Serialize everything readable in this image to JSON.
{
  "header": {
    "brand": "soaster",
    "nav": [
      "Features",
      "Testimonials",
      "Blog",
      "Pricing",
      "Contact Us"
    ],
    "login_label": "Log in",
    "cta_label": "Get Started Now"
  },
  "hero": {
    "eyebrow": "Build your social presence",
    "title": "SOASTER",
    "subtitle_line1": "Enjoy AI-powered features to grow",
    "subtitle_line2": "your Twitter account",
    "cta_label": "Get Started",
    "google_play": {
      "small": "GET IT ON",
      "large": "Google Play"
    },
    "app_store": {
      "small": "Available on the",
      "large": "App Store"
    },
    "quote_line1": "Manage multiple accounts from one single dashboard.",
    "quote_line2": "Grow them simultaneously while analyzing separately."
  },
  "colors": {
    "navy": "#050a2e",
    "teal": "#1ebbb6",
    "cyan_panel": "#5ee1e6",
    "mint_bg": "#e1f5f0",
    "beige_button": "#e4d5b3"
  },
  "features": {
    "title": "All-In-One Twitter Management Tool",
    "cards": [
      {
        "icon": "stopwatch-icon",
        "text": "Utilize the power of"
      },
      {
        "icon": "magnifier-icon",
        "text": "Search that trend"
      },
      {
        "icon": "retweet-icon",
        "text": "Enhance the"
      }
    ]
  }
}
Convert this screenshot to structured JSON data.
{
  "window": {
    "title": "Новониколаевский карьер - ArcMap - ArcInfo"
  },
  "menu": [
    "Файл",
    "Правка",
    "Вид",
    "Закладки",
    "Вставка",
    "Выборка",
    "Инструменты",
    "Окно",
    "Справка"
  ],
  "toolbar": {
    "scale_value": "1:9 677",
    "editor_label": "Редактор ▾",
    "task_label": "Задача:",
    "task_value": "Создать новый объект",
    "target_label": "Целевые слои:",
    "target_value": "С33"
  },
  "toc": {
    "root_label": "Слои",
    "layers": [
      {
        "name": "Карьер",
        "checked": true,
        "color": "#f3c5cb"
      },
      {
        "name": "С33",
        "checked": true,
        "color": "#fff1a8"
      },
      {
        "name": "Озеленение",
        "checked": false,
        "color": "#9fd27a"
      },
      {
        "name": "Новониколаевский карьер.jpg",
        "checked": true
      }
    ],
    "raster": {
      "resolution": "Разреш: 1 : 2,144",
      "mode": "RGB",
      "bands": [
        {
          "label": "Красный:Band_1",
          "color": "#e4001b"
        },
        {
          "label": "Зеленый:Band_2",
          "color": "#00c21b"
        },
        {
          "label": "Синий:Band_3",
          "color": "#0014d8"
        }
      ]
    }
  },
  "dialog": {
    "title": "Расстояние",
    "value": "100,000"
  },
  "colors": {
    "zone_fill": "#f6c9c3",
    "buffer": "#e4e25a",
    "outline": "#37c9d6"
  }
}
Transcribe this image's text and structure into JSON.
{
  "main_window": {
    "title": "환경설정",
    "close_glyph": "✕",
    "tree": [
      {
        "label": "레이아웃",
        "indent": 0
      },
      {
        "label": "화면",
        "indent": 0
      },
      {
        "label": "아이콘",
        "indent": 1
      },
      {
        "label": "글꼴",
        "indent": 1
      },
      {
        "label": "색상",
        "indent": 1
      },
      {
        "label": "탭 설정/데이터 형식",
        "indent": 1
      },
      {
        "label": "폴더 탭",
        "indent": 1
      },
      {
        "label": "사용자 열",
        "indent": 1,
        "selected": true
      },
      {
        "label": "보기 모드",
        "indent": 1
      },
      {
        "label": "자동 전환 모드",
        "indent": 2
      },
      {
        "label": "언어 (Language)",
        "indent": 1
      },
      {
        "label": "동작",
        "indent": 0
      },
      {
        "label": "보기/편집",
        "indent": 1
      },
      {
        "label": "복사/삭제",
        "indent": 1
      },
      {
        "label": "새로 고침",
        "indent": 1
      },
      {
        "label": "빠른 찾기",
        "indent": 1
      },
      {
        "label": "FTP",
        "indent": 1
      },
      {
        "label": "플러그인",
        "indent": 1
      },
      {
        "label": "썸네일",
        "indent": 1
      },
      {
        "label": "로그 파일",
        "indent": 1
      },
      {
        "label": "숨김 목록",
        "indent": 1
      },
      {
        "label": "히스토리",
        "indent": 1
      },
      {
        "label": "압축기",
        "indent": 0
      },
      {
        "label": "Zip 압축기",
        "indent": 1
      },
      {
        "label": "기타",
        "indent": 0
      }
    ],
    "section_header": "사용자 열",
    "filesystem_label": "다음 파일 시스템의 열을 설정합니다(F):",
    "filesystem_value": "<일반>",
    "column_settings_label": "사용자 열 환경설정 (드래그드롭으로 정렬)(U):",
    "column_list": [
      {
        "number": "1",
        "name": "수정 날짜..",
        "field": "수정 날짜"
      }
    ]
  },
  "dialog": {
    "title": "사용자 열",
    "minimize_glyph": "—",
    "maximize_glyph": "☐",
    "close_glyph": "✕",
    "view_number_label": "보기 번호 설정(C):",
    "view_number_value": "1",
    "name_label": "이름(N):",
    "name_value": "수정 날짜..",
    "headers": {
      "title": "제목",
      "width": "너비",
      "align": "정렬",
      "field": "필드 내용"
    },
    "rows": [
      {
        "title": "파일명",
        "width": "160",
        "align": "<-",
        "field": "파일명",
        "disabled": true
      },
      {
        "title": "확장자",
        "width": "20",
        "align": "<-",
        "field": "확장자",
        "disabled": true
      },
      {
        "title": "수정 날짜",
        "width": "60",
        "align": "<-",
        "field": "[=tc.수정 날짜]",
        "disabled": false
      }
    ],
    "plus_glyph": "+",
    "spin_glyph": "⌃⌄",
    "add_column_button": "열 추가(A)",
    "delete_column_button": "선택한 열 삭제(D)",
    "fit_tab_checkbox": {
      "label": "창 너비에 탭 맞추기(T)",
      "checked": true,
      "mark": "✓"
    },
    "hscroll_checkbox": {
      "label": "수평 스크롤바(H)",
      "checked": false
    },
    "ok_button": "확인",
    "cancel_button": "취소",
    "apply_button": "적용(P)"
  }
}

━━━

• **TASK**: Write out every line exactly as it stands.

• **FINISHED ANSWER**:
Serialize everything readable in this image to JSON.
{
  "header": {
    "brand": "soaster",
    "nav": [
      "Features",
      "Testimonials",
      "Blog",
      "Pricing",
      "Contact Us"
    ],
    "login_label": "Log in",
    "cta_label": "Get Started Now"
  },
  "hero": {
    "eyebrow": "Build your social presence",
    "title": "SOASTER",
    "subtitle_line1": "Enjoy AI-powered features to grow",
    "subtitle_line2": "your Twitter account",
    "cta_label": "Get Started",
    "google_play": {
      "small": "GET IT ON",
      "large": "Google Play"
    },
    "app_store": {
      "small": "Available on the",
      "large": "App Store"
    },
    "quote_line1": "Manage multiple accounts from one single dashboard.",
    "quote_line2": "Grow them simultaneously while analyzing separately."
  },
  "colors": {
    "navy": "#050a2e",
    "teal": "#1ebbb6",
    "cyan_panel": "#5ee1e6",
    "mint_bg": "#e1f5f0",
    "beige_button": "#e4d5b3"
  },
  "features": {
    "title": "All-In-One Twitter Management Tool",
    "cards": [
      {
        "icon": "stopwatch-icon",
        "text": "Utilize the power of"
      },
      {
        "icon": "magnifier-icon",
        "text": "Search that trend"
      },
      {
        "icon": "retweet-icon",
        "text": "Enhance the"
      }
    ]
  }
}
Convert this screenshot to structured JSON data.
{
  "window": {
    "title": "Новониколаевский карьер - ArcMap - ArcInfo"
  },
  "menu": [
    "Файл",
    "Правка",
    "Вид",
    "Закладки",
    "Вставка",
    "Выборка",
    "Инструменты",
    "Окно",
    "Справка"
  ],
  "toolbar": {
    "scale_value": "1:9 677",
    "editor_label": "Редактор ▾",
    "task_label": "Задача:",
    "task_value": "Создать новый объект",
    "target_label": "Целевые слои:",
    "target_value": "С33"
  },
  "toc": {
    "root_label": "Слои",
    "layers": [
      {
        "name": "Карьер",
        "checked": true,
        "color": "#f3c5cb"
      },
      {
        "name": "С33",
        "checked": true,
        "color": "#fff1a8"
      },
      {
        "name": "Озеленение",
        "checked": false,
        "color": "#9fd27a"
      },
      {
        "name": "Новониколаевский карьер.jpg",
        "checked": true
      }
    ],
    "raster": {
      "resolution": "Разреш: 1 : 2,144",
      "mode": "RGB",
      "bands": [
        {
          "label": "Красный:Band_1",
          "color": "#e4001b"
        },
        {
          "label": "Зеленый:Band_2",
          "color": "#00c21b"
        },
        {
          "label": "Синий:Band_3",
          "color": "#0014d8"
        }
      ]
    }
  },
  "dialog": {
    "title": "Расстояние",
    "value": "100,000"
  },
  "colors": {
    "zone_fill": "#f6c9c3",
    "buffer": "#e4e25a",
    "outline": "#37c9d6"
  }
}
Transcribe this image's text and structure into JSON.
{
  "main_window": {
    "title": "환경설정",
    "close_glyph": "✕",
    "tree": [
      {
        "label": "레이아웃",
        "indent": 0
      },
      {
        "label": "화면",
        "indent": 0
      },
      {
        "label": "아이콘",
        "indent": 1
      },
      {
        "label": "글꼴",
        "indent": 1
      },
      {
        "label": "색상",
        "indent": 1
      },
      {
        "label": "탭 설정/데이터 형식",
        "indent": 1
      },
      {
        "label": "폴더 탭",
        "indent": 1
      },
      {
        "label": "사용자 열",
        "indent": 1,
        "selected": true
      },
      {
        "label": "보기 모드",
        "indent": 1
      },
      {
        "label": "자동 전환 모드",
        "indent": 2
      },
      {
        "label": "언어 (Language)",
        "indent": 1
      },
      {
        "label": "동작",
        "indent": 0
      },
      {
        "label": "보기/편집",
        "indent": 1
      },
      {
        "label": "복사/삭제",
        "indent": 1
      },
      {
        "label": "새로 고침",
        "indent": 1
      },
      {
        "label": "빠른 찾기",
        "indent": 1
      },
      {
        "label": "FTP",
        "indent": 1
      },
      {
        "label": "플러그인",
        "indent": 1
      },
      {
        "label": "썸네일",
        "indent": 1
      },
      {
        "label": "로그 파일",
        "indent": 1
      },
      {
        "label": "숨김 목록",
        "indent": 1
      },
      {
        "label": "히스토리",
        "indent": 1
      },
      {
        "label": "압축기",
        "indent": 0
      },
      {
        "label": "Zip 압축기",
        "indent": 1
      },
      {
        "label": "기타",
        "indent": 0
      }
    ],
    "section_header": "사용자 열",
    "filesystem_label": "다음 파일 시스템의 열을 설정합니다(F):",
    "filesystem_value": "<일반>",
    "column_settings_label": "사용자 열 환경설정 (드래그드롭으로 정렬)(U):",
    "column_list": [
      {
        "number": "1",
        "name": "수정 날짜..",
        "field": "수정 날짜"
      }
    ]
  },
  "dialog": {
    "title": "사용자 열",
    "minimize_glyph": "—",
    "maximize_glyph": "☐",
    "close_glyph": "✕",
    "view_number_label": "보기 번호 설정(C):",
    "view_number_value": "1",
    "name_label": "이름(N):",
    "name_value": "수정 날짜..",
    "headers": {
      "title": "제목",
      "width": "너비",
      "align": "정렬",
      "field": "필드 내용"
    },
    "rows": [
      {
        "title": "파일명",
        "width": "160",
        "align": "<-",
        "field": "파일명",
        "disabled": true
      },
      {
        "title": "확장자",
        "width": "20",
        "align": "<-",
        "field": "확장자",
        "disabled": true
      },
      {
        "title": "수정 날짜",
        "width": "60",
        "align": "<-",
        "field": "[=tc.수정 날짜]",
        "disabled": false
      }
    ],
    "plus_glyph": "+",
    "spin_glyph": "⌃⌄",
    "add_column_button": "열 추가(A)",
    "delete_column_button": "선택한 열 삭제(D)",
    "fit_tab_checkbox": {
      "label": "창 너비에 탭 맞추기(T)",
      "checked": true,
      "mark": "✓"
    },
    "hscroll_checkbox": {
      "label": "수평 스크롤바(H)",
      "checked": false
    },
    "ok_button": "확인",
    "cancel_button": "취소",
    "apply_button": "적용(P)"
  }
}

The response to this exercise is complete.